__Supplied records__:
#####

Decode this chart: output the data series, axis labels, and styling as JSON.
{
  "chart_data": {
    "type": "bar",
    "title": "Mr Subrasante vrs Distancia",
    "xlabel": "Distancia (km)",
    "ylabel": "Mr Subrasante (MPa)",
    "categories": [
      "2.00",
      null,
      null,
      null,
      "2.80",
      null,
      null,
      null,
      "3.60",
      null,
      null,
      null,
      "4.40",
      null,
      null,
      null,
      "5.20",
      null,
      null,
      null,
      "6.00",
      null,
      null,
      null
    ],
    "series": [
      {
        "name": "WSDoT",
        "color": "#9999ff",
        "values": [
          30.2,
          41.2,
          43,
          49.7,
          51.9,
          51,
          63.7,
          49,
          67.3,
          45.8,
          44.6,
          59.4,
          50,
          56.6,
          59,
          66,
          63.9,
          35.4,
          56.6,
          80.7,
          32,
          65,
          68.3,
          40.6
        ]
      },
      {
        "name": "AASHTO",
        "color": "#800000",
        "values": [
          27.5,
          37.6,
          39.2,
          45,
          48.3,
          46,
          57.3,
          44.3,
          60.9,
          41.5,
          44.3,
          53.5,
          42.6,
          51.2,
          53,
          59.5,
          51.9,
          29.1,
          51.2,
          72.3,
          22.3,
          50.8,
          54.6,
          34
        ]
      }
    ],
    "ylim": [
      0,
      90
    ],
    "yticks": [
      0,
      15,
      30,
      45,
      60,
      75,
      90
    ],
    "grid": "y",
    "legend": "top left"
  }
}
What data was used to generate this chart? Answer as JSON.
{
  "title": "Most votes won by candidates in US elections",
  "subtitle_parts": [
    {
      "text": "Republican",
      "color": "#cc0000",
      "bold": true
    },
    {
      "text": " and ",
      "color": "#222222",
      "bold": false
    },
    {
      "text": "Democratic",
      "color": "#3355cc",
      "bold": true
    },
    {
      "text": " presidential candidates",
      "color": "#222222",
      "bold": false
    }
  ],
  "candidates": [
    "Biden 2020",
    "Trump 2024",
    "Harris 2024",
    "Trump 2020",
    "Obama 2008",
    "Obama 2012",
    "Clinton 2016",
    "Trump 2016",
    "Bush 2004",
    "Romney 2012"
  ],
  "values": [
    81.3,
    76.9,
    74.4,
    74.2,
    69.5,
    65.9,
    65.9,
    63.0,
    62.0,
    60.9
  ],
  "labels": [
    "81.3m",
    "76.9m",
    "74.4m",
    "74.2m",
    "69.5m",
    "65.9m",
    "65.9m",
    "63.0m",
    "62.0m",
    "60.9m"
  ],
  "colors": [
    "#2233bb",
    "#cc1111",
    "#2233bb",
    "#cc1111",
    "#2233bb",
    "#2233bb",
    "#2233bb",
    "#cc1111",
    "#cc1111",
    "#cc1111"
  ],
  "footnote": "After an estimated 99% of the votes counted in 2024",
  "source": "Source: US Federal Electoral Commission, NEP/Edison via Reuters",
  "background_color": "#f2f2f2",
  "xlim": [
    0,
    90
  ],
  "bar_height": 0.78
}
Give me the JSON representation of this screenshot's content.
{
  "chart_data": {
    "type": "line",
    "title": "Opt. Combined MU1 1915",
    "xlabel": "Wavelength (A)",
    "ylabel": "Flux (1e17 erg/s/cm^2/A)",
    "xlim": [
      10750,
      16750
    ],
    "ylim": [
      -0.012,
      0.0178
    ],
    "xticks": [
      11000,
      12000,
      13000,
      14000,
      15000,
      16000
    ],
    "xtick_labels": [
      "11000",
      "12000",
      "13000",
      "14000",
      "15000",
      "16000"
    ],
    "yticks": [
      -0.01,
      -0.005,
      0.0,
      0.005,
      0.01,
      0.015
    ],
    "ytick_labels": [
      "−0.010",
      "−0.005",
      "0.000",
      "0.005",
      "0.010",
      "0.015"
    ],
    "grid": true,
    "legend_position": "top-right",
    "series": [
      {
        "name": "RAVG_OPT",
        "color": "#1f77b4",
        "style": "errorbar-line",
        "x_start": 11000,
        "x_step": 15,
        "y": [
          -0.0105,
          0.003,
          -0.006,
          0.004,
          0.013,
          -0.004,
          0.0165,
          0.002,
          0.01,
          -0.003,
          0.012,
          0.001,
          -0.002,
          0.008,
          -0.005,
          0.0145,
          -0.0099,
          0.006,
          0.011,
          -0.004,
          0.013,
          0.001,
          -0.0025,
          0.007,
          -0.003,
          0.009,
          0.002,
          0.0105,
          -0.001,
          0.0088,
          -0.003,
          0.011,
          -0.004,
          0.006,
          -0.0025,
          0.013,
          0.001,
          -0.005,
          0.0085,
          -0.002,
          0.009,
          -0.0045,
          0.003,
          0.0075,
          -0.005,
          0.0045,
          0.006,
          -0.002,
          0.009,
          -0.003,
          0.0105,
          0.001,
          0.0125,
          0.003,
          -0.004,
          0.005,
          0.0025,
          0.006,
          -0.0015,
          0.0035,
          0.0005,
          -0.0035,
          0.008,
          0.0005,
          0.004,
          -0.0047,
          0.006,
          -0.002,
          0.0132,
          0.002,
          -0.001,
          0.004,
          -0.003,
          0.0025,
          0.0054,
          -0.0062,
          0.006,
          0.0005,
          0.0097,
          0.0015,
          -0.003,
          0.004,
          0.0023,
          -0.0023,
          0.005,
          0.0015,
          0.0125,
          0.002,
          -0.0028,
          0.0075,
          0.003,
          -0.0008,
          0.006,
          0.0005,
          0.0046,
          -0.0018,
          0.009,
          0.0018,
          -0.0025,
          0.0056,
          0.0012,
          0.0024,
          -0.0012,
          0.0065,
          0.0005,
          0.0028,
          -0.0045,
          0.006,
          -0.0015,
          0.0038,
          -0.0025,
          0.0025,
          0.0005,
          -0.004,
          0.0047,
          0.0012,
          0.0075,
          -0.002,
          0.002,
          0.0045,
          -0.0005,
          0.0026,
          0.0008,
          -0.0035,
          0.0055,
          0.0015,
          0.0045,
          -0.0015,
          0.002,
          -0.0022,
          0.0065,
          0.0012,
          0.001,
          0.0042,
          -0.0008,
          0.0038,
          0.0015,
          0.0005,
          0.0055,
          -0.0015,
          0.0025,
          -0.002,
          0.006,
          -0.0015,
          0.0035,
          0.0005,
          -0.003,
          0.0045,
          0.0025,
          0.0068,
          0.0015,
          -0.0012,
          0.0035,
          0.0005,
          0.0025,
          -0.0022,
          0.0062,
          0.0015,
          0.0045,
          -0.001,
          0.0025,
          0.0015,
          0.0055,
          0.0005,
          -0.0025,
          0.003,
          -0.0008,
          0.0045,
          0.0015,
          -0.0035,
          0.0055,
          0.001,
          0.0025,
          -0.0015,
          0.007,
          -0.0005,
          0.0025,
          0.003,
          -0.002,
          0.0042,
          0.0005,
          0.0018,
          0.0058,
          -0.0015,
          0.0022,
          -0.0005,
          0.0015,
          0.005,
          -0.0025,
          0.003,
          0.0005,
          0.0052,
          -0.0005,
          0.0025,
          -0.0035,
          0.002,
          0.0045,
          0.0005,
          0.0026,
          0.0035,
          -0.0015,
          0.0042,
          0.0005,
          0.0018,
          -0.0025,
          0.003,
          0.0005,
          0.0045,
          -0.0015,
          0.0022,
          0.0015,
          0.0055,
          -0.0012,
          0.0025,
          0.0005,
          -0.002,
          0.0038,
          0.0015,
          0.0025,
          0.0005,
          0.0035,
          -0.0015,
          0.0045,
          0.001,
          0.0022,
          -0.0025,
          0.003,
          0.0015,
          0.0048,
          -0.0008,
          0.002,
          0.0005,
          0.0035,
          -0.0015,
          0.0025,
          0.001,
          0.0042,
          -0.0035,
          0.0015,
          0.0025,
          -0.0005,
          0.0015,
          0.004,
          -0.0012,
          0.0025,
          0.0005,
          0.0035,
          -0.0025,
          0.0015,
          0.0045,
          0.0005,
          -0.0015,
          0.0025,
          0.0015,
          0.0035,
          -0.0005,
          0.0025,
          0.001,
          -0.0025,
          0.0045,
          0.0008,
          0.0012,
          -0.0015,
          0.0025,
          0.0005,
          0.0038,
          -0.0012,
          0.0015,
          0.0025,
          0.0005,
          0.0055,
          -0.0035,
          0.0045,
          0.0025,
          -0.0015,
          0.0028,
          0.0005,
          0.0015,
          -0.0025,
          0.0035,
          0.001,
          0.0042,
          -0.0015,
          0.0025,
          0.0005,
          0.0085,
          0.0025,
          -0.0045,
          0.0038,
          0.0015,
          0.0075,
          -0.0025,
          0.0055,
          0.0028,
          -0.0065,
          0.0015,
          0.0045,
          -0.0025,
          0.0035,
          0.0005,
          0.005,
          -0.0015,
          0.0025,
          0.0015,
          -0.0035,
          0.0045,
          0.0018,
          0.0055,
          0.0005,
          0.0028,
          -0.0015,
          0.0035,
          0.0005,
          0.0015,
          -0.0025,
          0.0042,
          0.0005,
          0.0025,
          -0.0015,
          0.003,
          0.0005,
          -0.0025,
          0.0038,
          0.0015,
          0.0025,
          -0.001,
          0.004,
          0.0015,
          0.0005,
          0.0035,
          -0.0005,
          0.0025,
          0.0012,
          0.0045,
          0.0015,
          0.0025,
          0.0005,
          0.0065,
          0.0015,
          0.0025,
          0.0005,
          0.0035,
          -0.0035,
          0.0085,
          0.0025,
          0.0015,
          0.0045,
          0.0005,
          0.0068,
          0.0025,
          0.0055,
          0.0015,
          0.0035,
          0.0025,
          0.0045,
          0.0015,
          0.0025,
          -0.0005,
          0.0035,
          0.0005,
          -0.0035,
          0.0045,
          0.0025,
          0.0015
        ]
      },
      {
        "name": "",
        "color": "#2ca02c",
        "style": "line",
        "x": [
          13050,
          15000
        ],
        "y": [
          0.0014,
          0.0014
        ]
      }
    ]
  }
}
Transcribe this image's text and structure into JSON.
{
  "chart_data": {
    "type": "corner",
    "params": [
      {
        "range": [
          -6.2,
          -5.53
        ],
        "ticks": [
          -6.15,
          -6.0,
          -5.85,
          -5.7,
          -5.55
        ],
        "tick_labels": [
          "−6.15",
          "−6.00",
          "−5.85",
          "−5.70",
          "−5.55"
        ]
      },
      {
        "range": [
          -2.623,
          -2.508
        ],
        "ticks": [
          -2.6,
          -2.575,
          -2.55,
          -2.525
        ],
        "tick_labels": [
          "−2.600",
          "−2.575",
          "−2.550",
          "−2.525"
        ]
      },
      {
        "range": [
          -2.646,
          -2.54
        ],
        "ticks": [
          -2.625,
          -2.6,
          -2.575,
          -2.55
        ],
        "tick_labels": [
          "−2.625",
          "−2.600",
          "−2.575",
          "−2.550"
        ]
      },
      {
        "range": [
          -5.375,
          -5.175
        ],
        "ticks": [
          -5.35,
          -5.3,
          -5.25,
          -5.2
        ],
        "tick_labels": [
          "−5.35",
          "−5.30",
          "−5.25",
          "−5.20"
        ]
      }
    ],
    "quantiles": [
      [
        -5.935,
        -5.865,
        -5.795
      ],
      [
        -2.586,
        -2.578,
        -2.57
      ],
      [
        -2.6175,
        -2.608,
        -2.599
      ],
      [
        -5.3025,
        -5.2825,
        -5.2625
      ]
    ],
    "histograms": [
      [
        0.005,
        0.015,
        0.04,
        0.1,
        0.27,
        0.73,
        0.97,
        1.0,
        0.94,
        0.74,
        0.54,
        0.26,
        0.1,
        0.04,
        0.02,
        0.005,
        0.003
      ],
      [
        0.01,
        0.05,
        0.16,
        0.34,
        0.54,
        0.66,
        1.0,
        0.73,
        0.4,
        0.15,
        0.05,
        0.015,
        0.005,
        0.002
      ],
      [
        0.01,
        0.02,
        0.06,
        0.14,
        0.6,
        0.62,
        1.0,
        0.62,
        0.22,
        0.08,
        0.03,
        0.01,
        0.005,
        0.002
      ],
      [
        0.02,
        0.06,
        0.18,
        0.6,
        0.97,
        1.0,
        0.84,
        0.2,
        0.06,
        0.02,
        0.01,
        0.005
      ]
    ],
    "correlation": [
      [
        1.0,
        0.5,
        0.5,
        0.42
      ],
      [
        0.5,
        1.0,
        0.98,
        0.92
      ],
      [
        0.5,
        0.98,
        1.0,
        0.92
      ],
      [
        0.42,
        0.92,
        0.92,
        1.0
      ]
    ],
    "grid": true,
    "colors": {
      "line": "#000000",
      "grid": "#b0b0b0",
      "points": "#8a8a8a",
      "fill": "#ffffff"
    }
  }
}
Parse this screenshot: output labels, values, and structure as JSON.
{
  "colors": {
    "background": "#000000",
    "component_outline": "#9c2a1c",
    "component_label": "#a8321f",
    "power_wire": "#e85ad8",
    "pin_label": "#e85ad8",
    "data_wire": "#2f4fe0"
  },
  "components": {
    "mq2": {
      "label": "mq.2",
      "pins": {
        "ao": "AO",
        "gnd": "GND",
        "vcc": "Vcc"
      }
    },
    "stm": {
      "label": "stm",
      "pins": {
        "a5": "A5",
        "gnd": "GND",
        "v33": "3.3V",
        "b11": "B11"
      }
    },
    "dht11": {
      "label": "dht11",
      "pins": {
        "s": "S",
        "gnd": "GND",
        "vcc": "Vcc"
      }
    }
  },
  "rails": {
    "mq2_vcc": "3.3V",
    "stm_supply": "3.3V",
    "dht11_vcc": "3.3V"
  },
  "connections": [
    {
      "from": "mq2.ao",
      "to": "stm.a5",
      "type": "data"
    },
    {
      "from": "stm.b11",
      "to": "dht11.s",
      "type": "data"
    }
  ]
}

#####

__Stated exercise__: Using the listing above, show every line that includes the string "votes".

__Task response__:
  "title": "Most votes won by candidates in US elections",
  "footnote": "After an estimated 99% of the votes counted in 2024",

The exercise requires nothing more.